## Records shown
---*---

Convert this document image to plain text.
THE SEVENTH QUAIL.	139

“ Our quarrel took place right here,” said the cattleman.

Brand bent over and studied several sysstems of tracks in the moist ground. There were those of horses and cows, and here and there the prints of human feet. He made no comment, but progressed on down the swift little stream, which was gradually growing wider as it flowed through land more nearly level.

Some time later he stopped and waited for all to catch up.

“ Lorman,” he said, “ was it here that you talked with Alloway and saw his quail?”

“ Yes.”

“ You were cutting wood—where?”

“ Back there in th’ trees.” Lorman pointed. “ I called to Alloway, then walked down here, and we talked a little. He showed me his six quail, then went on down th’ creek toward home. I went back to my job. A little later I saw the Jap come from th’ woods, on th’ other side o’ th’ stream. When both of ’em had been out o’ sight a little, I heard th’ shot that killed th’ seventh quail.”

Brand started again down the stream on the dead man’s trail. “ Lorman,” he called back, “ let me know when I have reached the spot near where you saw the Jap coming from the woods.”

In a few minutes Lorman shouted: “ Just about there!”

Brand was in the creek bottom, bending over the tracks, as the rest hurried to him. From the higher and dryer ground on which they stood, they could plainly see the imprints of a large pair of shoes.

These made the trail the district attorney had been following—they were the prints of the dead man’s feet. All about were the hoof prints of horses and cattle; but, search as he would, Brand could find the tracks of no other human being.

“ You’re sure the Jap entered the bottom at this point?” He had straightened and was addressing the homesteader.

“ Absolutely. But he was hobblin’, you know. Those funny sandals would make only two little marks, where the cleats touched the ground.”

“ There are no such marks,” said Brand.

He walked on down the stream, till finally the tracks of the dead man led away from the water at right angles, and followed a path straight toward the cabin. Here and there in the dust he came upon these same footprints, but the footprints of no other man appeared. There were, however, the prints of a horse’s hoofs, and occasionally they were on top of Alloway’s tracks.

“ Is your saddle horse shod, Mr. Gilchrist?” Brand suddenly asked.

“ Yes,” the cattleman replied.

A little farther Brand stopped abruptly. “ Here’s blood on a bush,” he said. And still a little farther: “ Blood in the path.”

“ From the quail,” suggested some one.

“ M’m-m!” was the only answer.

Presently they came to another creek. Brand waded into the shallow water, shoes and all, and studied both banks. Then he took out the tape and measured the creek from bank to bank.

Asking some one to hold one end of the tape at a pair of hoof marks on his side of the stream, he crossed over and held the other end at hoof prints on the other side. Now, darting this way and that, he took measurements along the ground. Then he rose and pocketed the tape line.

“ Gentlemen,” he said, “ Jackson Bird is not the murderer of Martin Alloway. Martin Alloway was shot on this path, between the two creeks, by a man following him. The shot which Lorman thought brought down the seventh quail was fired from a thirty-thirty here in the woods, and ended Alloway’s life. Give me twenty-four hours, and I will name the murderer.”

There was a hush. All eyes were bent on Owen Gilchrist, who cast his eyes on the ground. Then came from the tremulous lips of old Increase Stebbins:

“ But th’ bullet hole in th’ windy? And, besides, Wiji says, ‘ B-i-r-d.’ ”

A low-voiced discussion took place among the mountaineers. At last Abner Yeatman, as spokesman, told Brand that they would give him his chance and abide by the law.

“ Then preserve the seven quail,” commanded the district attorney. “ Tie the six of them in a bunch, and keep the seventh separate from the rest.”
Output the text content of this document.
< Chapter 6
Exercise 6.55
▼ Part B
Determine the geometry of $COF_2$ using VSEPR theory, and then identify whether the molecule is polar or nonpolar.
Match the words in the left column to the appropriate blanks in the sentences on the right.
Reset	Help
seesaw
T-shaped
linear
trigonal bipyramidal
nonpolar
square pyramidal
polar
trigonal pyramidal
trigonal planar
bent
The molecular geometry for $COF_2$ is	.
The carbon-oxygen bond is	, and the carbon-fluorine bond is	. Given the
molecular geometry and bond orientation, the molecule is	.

---*---

## To be done
Scan the records above and report how many lines include the word "geometry", without any other text.

## Written solution
3